表面保護層4を多層構造とする場合には、樹脂の種類、混合比などを調整することによって、最表層に向かって硬度を増す構成にできる。
【0016】本発明の表面保護層4の酸化物超微粒子5としては、1次粒子の平均粒径が100nm以下のものを用いることができるが、特に20nm以下の超微粒子が優れた性能を提供できた。これらは非常に小さい粒子として表面保護層4中に分散されるため、最表面に100nm以下の凹凸を形成することができる。この凹凸では光の散乱が非常に少ないため、表面保護層4の透明性を維持し、感熱ヘッド6と表面保護層4との接触面積を低減することができ、ギャップを構成する酸化物超微粒子5は感熱ヘッド6からの熱の伝導を良好に維持でき、機械的、熱的な損傷を防ぐことができる。その上にこのわずかな凹凸によって、表面保護層4と感熱ヘッド6との接触面積を低減し、感熱ヘッド6の滑性を与え、さらに機械的損傷の低減を実現できる。」
〈ソ〉「【0030】
(実施例2)記録材料として、炭素数21で1つの不飽和基を有するエルカ酸アミド2gと塩化ビニル・酢酸ビニル共重合体4gとを、テトラヒドロフラン15gに溶解し、図1に示すアルミ蒸着光反射層2を形成した0.2mmのポリエチレンテレフタレートシートの基板1上に、記録層3として15μmの厚さで形成した。その記録層3の上にさらに耐摩耗性の表面保護層4を形成した。
【0031】表面保護層4の第1層としてエネルギー線照射硬化性樹脂のウレタンアクリレート7gとオリゴエステルアクリレート3g、光重合開始剤0.5gを混合してプレポリマとして3μmの厚さでコーティング後、紫外線照射して硬化させた。次に、表面保護層4の第2層としてエネルギー線照射硬化性樹脂ウレタンアクリレート5gとオリゴエステルアクリレート5g、光重合開始剤0.5gを混合して、さらに酸化物超微粒子5として、パーフルオロオクチルトリクロルシランで表面処理した1次粒子の平均粒径約12nmのシリカ0.7gを充分に混合し、プレポリマとして3μmの厚さでコーティング後、紫外線照射して硬化させた。こうして形成した2層構造保護層の表面は平均50nmの粗さであり、透明なハードコート層ができた。

● ● ● ●

課題一覧:
• a. 表面保護層に関する本文をもとに、次の問いに答えよ。
(i) 特に優れた性能を提供できた酸化物超微粒子の1次粒子の平均粒径はいくつか。
(ii) 実施例2では、記録層3をどれだけの厚さで形成したか。
(iii) 実施例2で形成した2層構造保護層の表面は、平均どれだけの粗さであったか。
• b. 表面保護層に関する本文の続きを、最後の文の次から書き継げ。
本文の後に置かれた行は、本文の内容とは関係がない。

データ抜粋:

● ● ● ●

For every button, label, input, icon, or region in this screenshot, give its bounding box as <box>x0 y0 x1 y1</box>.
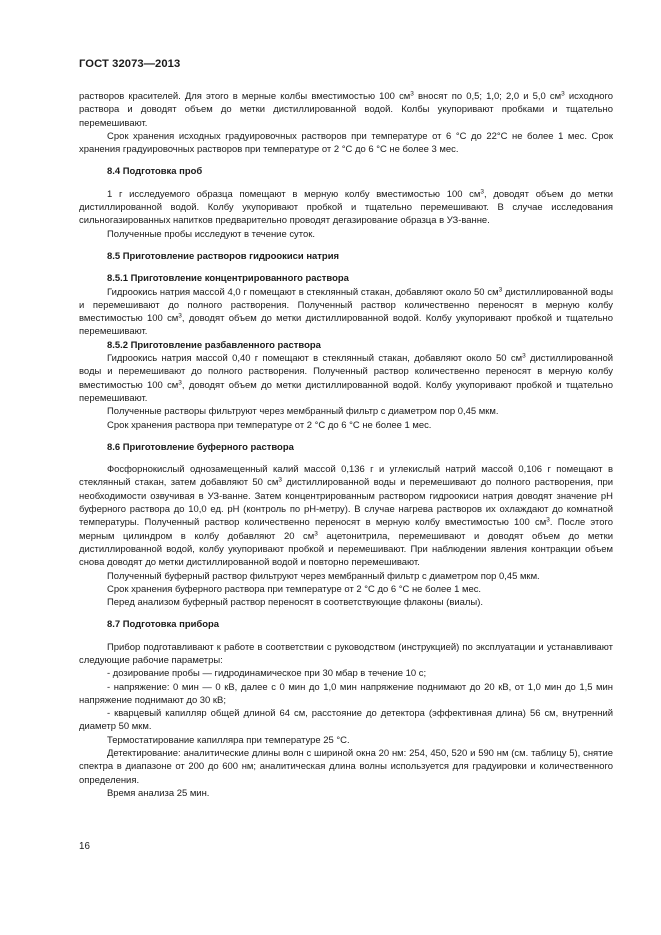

● ● ● ●

課題別の解答:
• a.
(i) 20nm以下
(ii) 15μm
(iii) 平均50nm

• b.
【0032】この可逆感熱記録媒体の透明化温度領域は約68?81℃で、その幅は13℃であった。この条件から感熱ヘッドによってエネルギーを与え90℃で書き込み75℃で消去したところ、表面の汚れにともなう感熱ヘッドの汚れなどによる画像ムラがなく鮮明な表示を行なうことができた。さらに耐久性を評価するために繰り返し寿命特性を測定したところ1800回以上の繰り返しに耐えた。表面保護層4の最外層に酸化物超微粒子5を加えなかったときの2倍以上の高寿命が得られた。」

・以上のことから、上記〈サ〉?〈ソ〉の記載等を含む引用例2には、次の発明が記載されていると認めることができる。

「PETフィルム基材11の表面に、順次、
真空蒸着法によるアルミニウムの光反射層2、
可逆感熱記録層3、
第1表面保護層4の1、
平均粒径が100nm(=0.1μm)以下のシリカ微粒子を含有して従来の0.5?3μmよりも微細な表面粗さの第2表面保護層4の2
が積層されており、
感熱ヘッドを用いて書き込み・消去でき、繰り返し記録の耐久性や鮮明な表示能の優れた記録媒体。」

4.対比
・本願発明と引用例1発明とを対比すると、引用例1発明の「PETフィルムのラベル基材11」、「可逆記録層12-3」、「保護層12-4」、「絵柄・文字等の印刷柄層13」および「表面ラベル10」は、それぞれ、本願発明の「基材」、「感熱可逆記録膜」、「感熱可逆記録膜と絵柄層との間にある保護層」、「絵柄層」、「感熱可逆記録媒体」に相当する。(〈ア〉?〈ケ〉参照)
・また、引用例1発明の「絵柄・文字等の印刷柄層13」は、通常は傷等に強く、下層に有る「可逆記録層12-3」を保護する役割を果たすのであるから、「可逆記録層12-3」の上の「少なくともサーマルヘッドにより記録が繰り返し行われる領域に形成され」ているといえる。(〈ケ〉参照)
・そして、引用例1発明の「絵柄・文字等の印刷柄層13」は、下層に有る「可逆記録層12-3」の白濁・透明の可逆変化で画像を表示する機能を阻害しないのであるから、「透明または半透明」の態様もある。(〈ア〉、〈カ〉?〈キ〉参照)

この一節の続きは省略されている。